(What this task involves): Omit the pictures and return every entry exactly as written.

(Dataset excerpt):
....................
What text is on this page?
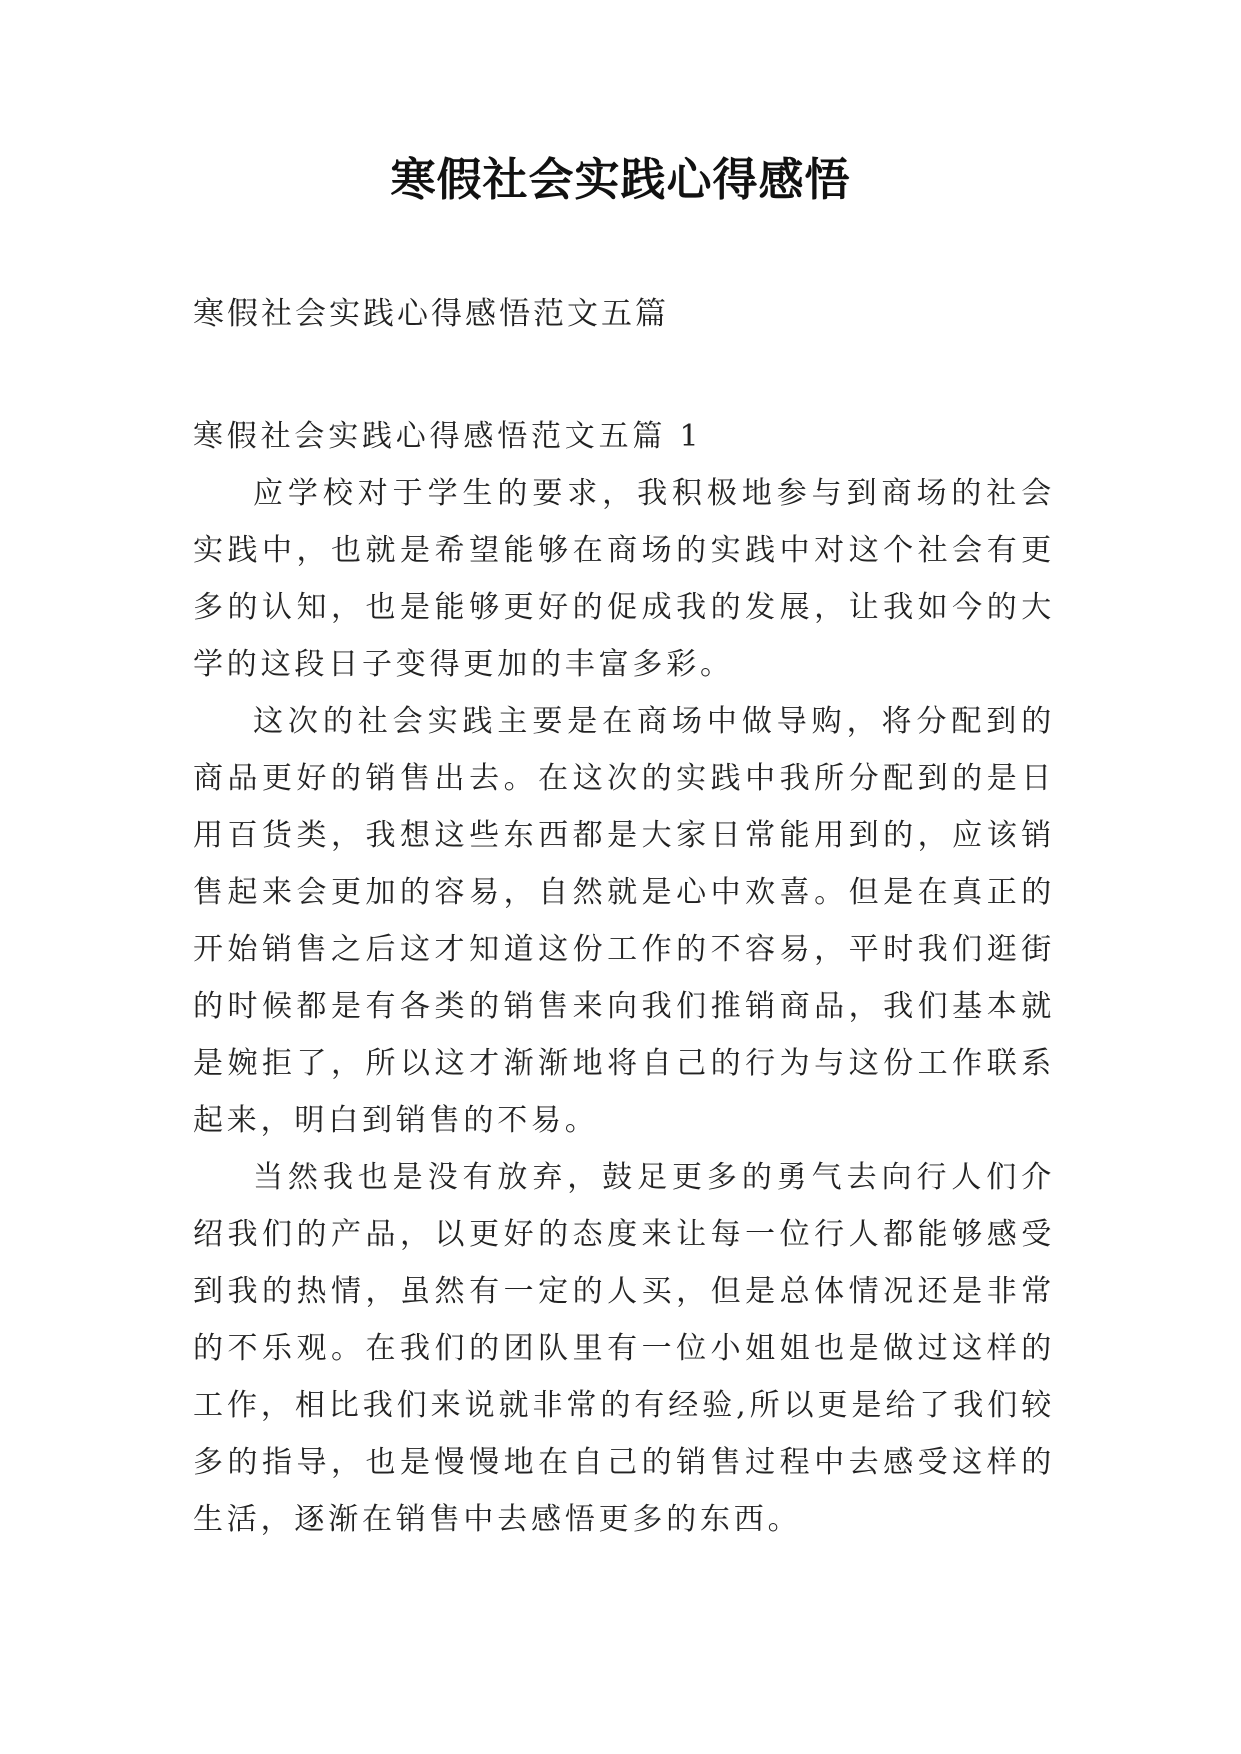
寒假社会实践心得感悟
寒假社会实践心得感悟范文五篇

寒假社会实践心得感悟范文五篇 1

应学校对于学生的要求，我积极地参与到商场的社会实践中，也就是希望能够在商场的实践中对这个社会有更多的认知，也是能够更好的促成我的发展，让我如今的大学的这段日子变得更加的丰富多彩。

这次的社会实践主要是在商场中做导购，将分配到的商品更好的销售出去。在这次的实践中我所分配到的是日用百货类，我想这些东西都是大家日常能用到的，应该销售起来会更加的容易，自然就是心中欢喜。但是在真正的开始销售之后这才知道这份工作的不容易，平时我们逛街的时候都是有各类的销售来向我们推销商品，我们基本就是婉拒了，所以这才渐渐地将自己的行为与这份工作联系起来，明白到销售的不易。

当然我也是没有放弃，鼓足更多的勇气去向行人们介绍我们的产品，以更好的态度来让每一位行人都能够感受到我的热情，虽然有一定的人买，但是总体情况还是非常的不乐观。在我们的团队里有一位小姐姐也是做过这样的工作，相比我们来说就非常的有经验,所以更是给了我们较多的指导，也是慢慢地在自己的销售过程中去感受这样的生活，逐渐在销售中去感悟更多的东西。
....................
(Finished task):
What text is on this page?
寒假社会实践心得感悟
寒假社会实践心得感悟范文五篇

寒假社会实践心得感悟范文五篇 1

应学校对于学生的要求，我积极地参与到商场的社会实践中，也就是希望能够在商场的实践中对这个社会有更多的认知，也是能够更好的促成我的发展，让我如今的大学的这段日子变得更加的丰富多彩。

这次的社会实践主要是在商场中做导购，将分配到的商品更好的销售出去。在这次的实践中我所分配到的是日用百货类，我想这些东西都是大家日常能用到的，应该销售起来会更加的容易，自然就是心中欢喜。但是在真正的开始销售之后这才知道这份工作的不容易，平时我们逛街的时候都是有各类的销售来向我们推销商品，我们基本就是婉拒了，所以这才渐渐地将自己的行为与这份工作联系起来，明白到销售的不易。

当然我也是没有放弃，鼓足更多的勇气去向行人们介绍我们的产品，以更好的态度来让每一位行人都能够感受到我的热情，虽然有一定的人买，但是总体情况还是非常的不乐观。在我们的团队里有一位小姐姐也是做过这样的工作，相比我们来说就非常的有经验,所以更是给了我们较多的指导，也是慢慢地在自己的销售过程中去感受这样的生活，逐渐在销售中去感悟更多的东西。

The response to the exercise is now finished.